— TASK STATEMENT —
Copy each line in the data that includes the word "user".

— Start —

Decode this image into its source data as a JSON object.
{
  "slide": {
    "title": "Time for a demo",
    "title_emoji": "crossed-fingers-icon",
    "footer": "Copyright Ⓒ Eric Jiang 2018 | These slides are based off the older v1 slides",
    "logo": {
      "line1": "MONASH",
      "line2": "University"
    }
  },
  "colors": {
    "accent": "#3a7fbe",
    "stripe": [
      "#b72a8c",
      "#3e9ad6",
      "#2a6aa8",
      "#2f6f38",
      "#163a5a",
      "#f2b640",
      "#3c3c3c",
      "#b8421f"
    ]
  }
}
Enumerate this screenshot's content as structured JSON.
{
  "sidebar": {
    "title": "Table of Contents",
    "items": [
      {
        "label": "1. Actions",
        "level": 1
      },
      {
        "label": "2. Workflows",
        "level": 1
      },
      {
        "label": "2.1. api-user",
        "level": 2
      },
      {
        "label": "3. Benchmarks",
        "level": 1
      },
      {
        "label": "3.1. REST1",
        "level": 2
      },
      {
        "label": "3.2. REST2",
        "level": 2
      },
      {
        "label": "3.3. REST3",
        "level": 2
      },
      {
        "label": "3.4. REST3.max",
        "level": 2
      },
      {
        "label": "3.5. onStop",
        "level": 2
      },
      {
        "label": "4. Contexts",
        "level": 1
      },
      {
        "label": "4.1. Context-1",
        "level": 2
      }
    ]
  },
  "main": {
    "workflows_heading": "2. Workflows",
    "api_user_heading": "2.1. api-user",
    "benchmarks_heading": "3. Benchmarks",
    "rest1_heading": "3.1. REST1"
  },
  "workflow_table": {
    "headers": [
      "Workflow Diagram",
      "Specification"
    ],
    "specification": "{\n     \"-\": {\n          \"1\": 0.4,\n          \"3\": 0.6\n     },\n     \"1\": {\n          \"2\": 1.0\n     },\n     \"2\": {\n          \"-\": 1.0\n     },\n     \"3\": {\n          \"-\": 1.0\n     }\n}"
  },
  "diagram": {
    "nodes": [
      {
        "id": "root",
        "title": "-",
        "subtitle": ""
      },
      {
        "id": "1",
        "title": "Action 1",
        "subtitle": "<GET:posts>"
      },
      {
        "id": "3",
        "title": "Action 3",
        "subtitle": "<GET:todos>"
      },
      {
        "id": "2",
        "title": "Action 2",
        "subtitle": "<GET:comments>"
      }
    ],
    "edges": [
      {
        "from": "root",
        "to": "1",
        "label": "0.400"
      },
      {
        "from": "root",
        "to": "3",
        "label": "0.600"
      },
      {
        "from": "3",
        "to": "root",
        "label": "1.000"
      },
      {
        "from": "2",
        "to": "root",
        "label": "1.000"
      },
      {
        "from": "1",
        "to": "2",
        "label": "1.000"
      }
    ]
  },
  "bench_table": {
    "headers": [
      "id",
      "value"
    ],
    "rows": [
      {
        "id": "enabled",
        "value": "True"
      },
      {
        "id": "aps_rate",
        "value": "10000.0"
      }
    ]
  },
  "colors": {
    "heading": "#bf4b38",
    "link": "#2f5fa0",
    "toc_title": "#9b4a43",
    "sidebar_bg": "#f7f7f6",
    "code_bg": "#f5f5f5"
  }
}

— End —

— ANSWER —
        "label": "2.1. api-user",
    "api_user_heading": "2.1. api-user",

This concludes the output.